**Your goal**
Skip the pictures. Copy all the rest of the records down exactly.

**Records supplied**

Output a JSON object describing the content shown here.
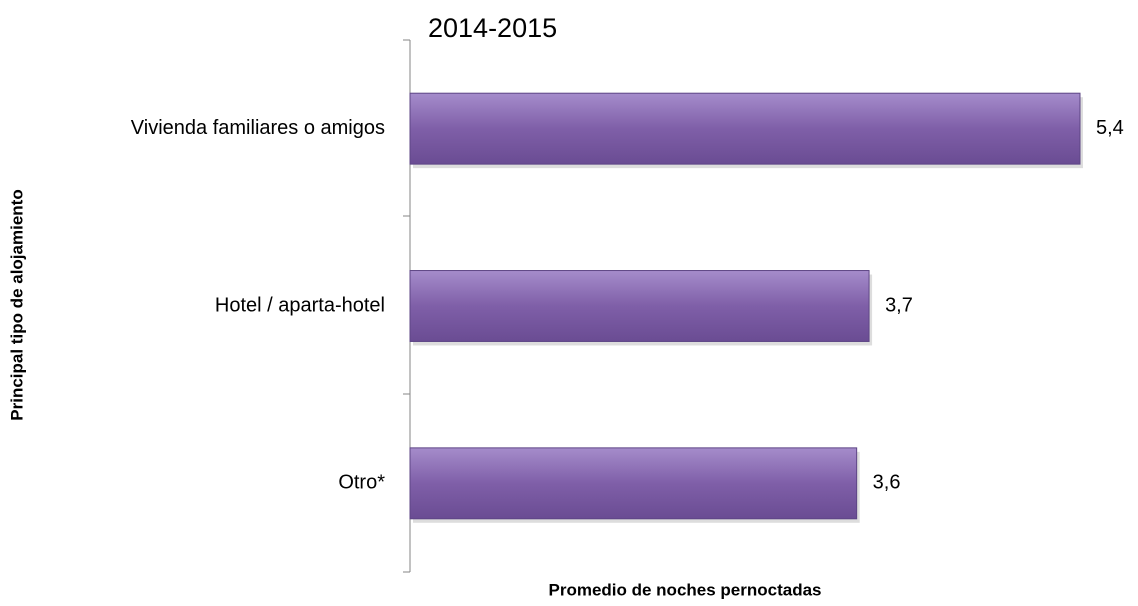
{
  "chart_data": {
    "type": "bar",
    "orientation": "horizontal",
    "title": "2014-2015",
    "categories": [
      "Vivienda familiares o amigos",
      "Hotel / aparta-hotel",
      "Otro*"
    ],
    "values": [
      5.4,
      3.7,
      3.6
    ],
    "value_labels": [
      "5,4",
      "3,7",
      "3,6"
    ],
    "color": "#7f5fa8",
    "x_label": "Promedio de noches pernoctadas",
    "y_label": "Principal tipo de alojamiento"
  }
}
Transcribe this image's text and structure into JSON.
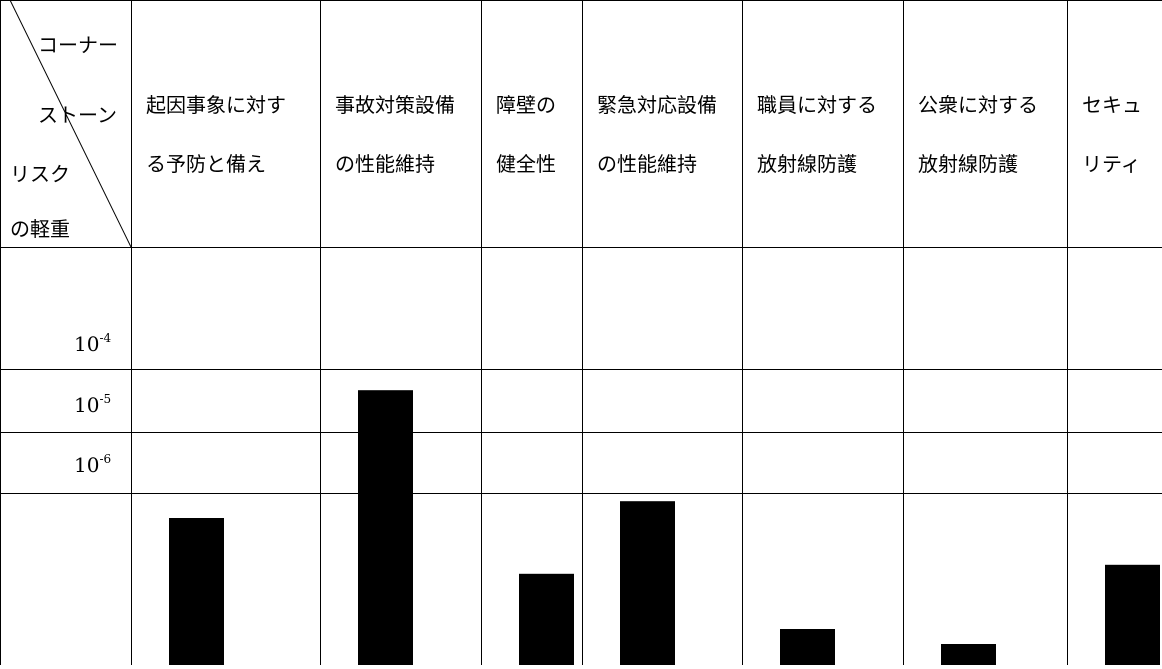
{
  "corner": {
    "top_right": "コーナー",
    "top_right_2": "ストーン",
    "bottom_left": "リスク",
    "bottom_left_2": "の軽重"
  },
  "y_ticks": [
    {
      "base": "10",
      "exp": "-4"
    },
    {
      "base": "10",
      "exp": "-5"
    },
    {
      "base": "10",
      "exp": "-6"
    }
  ],
  "chart_data": {
    "type": "bar",
    "categories": [
      [
        "起因事象に対す",
        "る予防と備え"
      ],
      [
        "事故対策設備",
        "の性能維持"
      ],
      [
        "障壁の",
        "健全性"
      ],
      [
        "緊急対応設備",
        "の性能維持"
      ],
      [
        "職員に対する",
        "放射線防護"
      ],
      [
        "公衆に対する",
        "放射線防護"
      ],
      [
        "セキュ",
        "リティ"
      ]
    ],
    "scale_note": "values in row-units measured upward from the bottom edge (1 unit = one 10^n row)",
    "values": [
      2.45,
      4.58,
      1.52,
      2.73,
      0.6,
      0.35,
      1.67
    ],
    "bar_color": "#000000",
    "grid": true
  }
}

**Answer to this exercise**
Output a JSON object describing the content shown here.
{
  "chart_data": {
    "type": "bar",
    "orientation": "horizontal",
    "title": "2014-2015",
    "categories": [
      "Vivienda familiares o amigos",
      "Hotel / aparta-hotel",
      "Otro*"
    ],
    "values": [
      5.4,
      3.7,
      3.6
    ],
    "value_labels": [
      "5,4",
      "3,7",
      "3,6"
    ],
    "color": "#7f5fa8",
    "x_label": "Promedio de noches pernoctadas",
    "y_label": "Principal tipo de alojamiento"
  }
}
Transcribe this image's text and structure into JSON.
{
  "corner": {
    "top_right": "コーナー",
    "top_right_2": "ストーン",
    "bottom_left": "リスク",
    "bottom_left_2": "の軽重"
  },
  "y_ticks": [
    {
      "base": "10",
      "exp": "-4"
    },
    {
      "base": "10",
      "exp": "-5"
    },
    {
      "base": "10",
      "exp": "-6"
    }
  ],
  "chart_data": {
    "type": "bar",
    "categories": [
      [
        "起因事象に対す",
        "る予防と備え"
      ],
      [
        "事故対策設備",
        "の性能維持"
      ],
      [
        "障壁の",
        "健全性"
      ],
      [
        "緊急対応設備",
        "の性能維持"
      ],
      [
        "職員に対する",
        "放射線防護"
      ],
      [
        "公衆に対する",
        "放射線防護"
      ],
      [
        "セキュ",
        "リティ"
      ]
    ],
    "scale_note": "values in row-units measured upward from the bottom edge (1 unit = one 10^n row)",
    "values": [
      2.45,
      4.58,
      1.52,
      2.73,
      0.6,
      0.35,
      1.67
    ],
    "bar_color": "#000000",
    "grid": true
  }
}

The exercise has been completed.